START AVAILABLE DATA

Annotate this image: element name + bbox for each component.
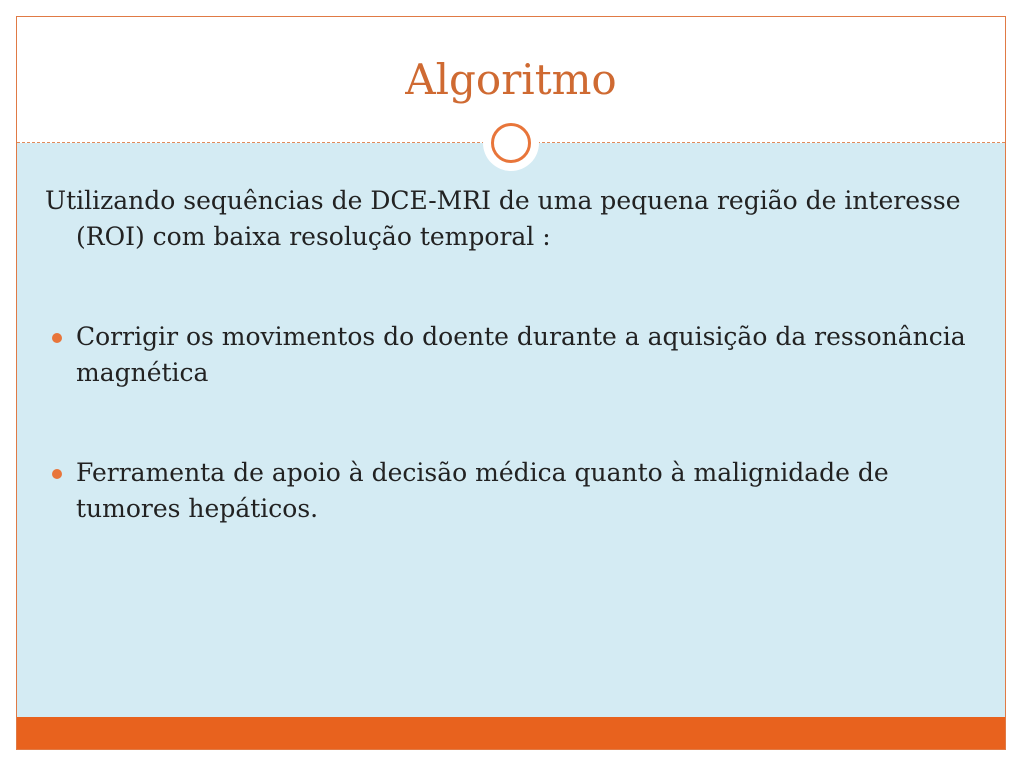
bullet-text: Ferramenta de apoio à decisão médica quanto à malignidade de tumores hepáticos. [76, 458, 889, 523]
bullet-item [45, 319, 985, 391]
bullet-text: Corrigir os movimentos do doente durante a aquisição da ressonância magnética [76, 322, 966, 387]
slide-title: Algoritmo [405, 55, 617, 104]
bullet-item [45, 455, 985, 527]
bullet-dot-icon [52, 333, 62, 343]
bullet-dot-icon [52, 469, 62, 479]
slide [16, 16, 1006, 750]
circle-ring [491, 123, 531, 163]
intro-paragraph: Utilizando sequências de DCE-MRI de uma pequena região de interesse (ROI) com baixa resolução temporal : [45, 186, 961, 251]
circle-ornament-icon [483, 115, 539, 171]
slide-body [45, 183, 985, 527]
footer-bar [17, 717, 1005, 750]
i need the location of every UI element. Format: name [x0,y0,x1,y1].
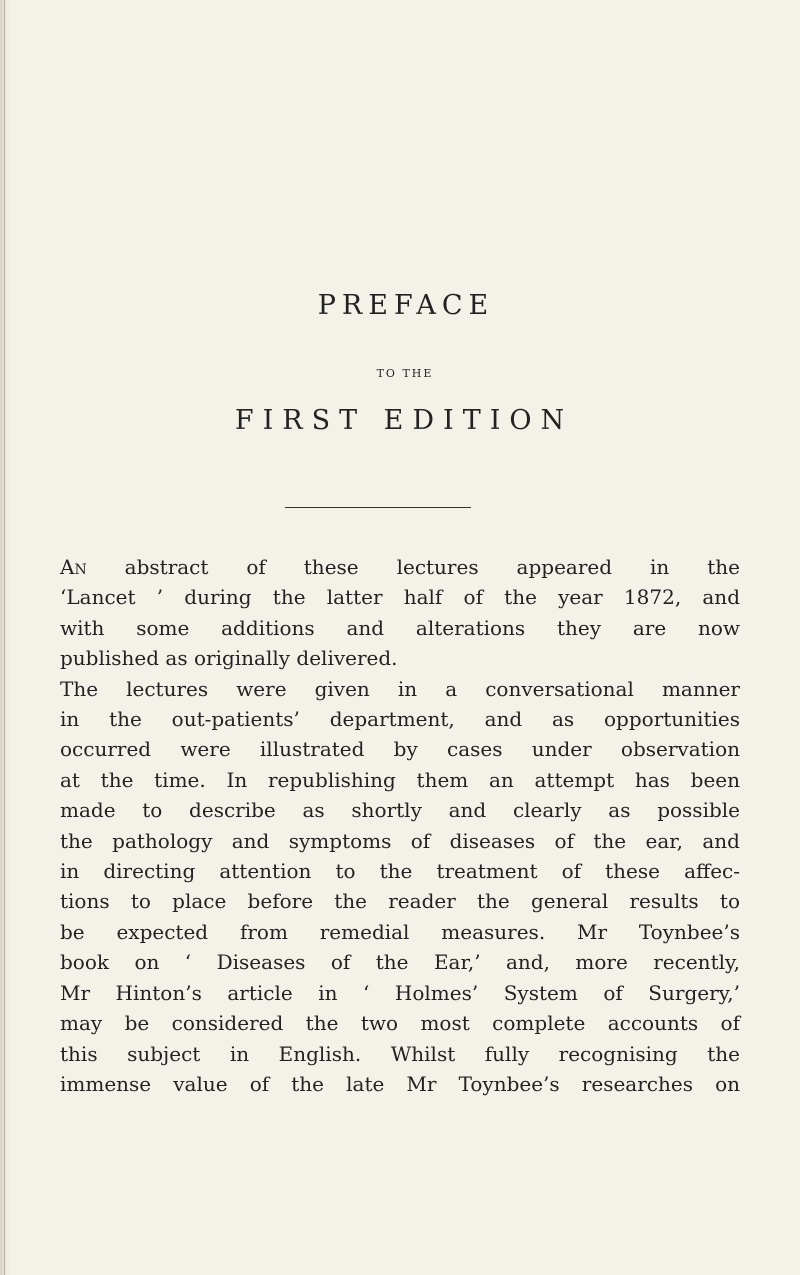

END AVAILABLE DATA

--- WHAT YOU ARE ASKED TO DO ---
Without copying the pictures, transcribe the entries exactly.

--- PROBLEM SOLUTION ---
Annotate this image: element name + bbox for each component.
bullet-text: Ferramenta de apoio à decisão médica quanto à malignidade de tumores hepáticos. [76, 458, 889, 523]
bullet-item [45, 319, 985, 391]
bullet-text: Corrigir os movimentos do doente durante a aquisição da ressonância magnética [76, 322, 966, 387]
slide-title: Algoritmo [405, 55, 617, 104]
bullet-item [45, 455, 985, 527]
bullet-dot-icon [52, 333, 62, 343]
bullet-dot-icon [52, 469, 62, 479]
slide [16, 16, 1006, 750]
circle-ring [491, 123, 531, 163]
intro-paragraph: Utilizando sequências de DCE-MRI de uma pequena região de interesse (ROI) com baixa resolução temporal : [45, 186, 961, 251]
circle-ornament-icon [483, 115, 539, 171]
slide-body [45, 183, 985, 527]
footer-bar [17, 717, 1005, 750]
i need the location of every UI element. Format: name [x0,y0,x1,y1].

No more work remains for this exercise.